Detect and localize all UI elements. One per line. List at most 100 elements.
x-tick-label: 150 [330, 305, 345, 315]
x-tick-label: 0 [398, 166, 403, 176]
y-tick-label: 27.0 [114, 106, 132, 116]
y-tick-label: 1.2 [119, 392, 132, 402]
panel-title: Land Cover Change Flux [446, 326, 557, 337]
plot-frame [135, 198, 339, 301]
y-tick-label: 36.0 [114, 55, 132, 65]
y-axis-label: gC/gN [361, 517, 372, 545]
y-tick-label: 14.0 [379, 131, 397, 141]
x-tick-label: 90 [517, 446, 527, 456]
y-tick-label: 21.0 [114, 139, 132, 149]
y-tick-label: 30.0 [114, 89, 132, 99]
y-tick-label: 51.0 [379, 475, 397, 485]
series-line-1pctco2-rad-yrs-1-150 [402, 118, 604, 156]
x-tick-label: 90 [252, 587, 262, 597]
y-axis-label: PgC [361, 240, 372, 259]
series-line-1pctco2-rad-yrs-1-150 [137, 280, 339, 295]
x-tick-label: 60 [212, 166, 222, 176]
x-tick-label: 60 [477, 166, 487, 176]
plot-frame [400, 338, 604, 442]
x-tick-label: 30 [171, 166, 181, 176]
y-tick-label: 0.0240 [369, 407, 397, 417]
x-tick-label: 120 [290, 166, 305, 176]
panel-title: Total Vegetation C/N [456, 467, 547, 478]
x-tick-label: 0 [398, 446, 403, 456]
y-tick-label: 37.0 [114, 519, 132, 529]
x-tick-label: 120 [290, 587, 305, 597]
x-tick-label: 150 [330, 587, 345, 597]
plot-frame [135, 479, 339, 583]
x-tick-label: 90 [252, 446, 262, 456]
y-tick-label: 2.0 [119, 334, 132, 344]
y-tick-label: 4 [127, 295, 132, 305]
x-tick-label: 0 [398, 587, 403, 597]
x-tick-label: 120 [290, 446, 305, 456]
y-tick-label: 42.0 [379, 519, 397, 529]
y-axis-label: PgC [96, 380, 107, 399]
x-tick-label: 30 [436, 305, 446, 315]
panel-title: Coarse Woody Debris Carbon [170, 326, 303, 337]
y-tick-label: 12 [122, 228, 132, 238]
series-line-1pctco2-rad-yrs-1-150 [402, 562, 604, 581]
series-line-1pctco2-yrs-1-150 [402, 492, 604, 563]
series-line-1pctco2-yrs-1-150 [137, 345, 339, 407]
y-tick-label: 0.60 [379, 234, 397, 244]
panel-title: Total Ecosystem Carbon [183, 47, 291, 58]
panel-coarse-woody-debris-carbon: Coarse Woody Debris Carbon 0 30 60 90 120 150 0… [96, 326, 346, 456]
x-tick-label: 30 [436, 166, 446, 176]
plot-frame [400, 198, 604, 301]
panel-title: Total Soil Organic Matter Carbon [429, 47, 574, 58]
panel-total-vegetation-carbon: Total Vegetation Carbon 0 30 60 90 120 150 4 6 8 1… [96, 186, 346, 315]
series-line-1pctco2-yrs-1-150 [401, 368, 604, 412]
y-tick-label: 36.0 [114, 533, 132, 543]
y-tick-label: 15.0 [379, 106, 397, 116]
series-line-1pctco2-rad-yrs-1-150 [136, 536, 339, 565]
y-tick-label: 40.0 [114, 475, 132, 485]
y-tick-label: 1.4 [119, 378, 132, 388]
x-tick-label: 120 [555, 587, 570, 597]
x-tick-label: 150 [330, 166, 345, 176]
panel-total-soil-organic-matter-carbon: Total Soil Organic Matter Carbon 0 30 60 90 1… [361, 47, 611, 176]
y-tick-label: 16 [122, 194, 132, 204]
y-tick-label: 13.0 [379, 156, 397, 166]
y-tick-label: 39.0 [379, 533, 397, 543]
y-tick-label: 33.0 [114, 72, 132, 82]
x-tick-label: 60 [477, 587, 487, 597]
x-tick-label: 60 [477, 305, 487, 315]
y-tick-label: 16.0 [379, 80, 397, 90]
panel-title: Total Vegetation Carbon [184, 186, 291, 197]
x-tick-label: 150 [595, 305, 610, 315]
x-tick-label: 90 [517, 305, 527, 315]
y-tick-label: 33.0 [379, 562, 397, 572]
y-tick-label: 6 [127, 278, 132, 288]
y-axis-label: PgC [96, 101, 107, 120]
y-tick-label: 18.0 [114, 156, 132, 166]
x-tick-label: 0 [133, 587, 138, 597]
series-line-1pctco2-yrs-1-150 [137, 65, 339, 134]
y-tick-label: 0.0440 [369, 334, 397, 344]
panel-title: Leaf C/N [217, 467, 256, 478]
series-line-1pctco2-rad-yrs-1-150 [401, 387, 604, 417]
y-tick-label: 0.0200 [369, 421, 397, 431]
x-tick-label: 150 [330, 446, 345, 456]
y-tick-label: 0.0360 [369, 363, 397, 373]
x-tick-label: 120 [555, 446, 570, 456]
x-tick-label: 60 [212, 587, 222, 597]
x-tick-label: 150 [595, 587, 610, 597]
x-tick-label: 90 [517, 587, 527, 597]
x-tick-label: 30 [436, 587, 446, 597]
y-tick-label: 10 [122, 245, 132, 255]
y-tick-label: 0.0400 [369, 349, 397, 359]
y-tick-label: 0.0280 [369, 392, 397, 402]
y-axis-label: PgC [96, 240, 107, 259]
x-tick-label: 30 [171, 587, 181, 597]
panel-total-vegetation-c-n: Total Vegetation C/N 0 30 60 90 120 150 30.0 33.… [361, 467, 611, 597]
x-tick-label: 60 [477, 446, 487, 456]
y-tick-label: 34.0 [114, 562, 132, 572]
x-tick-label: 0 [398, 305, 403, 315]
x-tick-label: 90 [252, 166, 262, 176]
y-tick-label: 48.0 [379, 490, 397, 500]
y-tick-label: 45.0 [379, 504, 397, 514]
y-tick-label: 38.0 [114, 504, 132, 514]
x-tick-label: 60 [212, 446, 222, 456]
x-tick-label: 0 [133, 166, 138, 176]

*****

- Task to carry out
Switch "panel-title" to "subplot-title" in the records from the first line up to and including the line with "plot-frame [400, 338, 604, 442]", and give only those lines again with nothing else changed.

- Answer for this exercise
Detect and localize all UI elements. One per line. List at most 100 elements.
x-tick-label: 150 [330, 305, 345, 315]
x-tick-label: 0 [398, 166, 403, 176]
y-tick-label: 27.0 [114, 106, 132, 116]
y-tick-label: 1.2 [119, 392, 132, 402]
subplot-title: Land Cover Change Flux [446, 326, 557, 337]
plot-frame [135, 198, 339, 301]
y-tick-label: 36.0 [114, 55, 132, 65]
y-axis-label: gC/gN [361, 517, 372, 545]
y-tick-label: 14.0 [379, 131, 397, 141]
x-tick-label: 90 [517, 446, 527, 456]
y-tick-label: 21.0 [114, 139, 132, 149]
y-tick-label: 30.0 [114, 89, 132, 99]
y-tick-label: 51.0 [379, 475, 397, 485]
series-line-1pctco2-rad-yrs-1-150 [402, 118, 604, 156]
x-tick-label: 90 [252, 587, 262, 597]
y-axis-label: PgC [361, 240, 372, 259]
series-line-1pctco2-rad-yrs-1-150 [137, 280, 339, 295]
x-tick-label: 60 [212, 166, 222, 176]
x-tick-label: 60 [477, 166, 487, 176]
plot-frame [400, 338, 604, 442]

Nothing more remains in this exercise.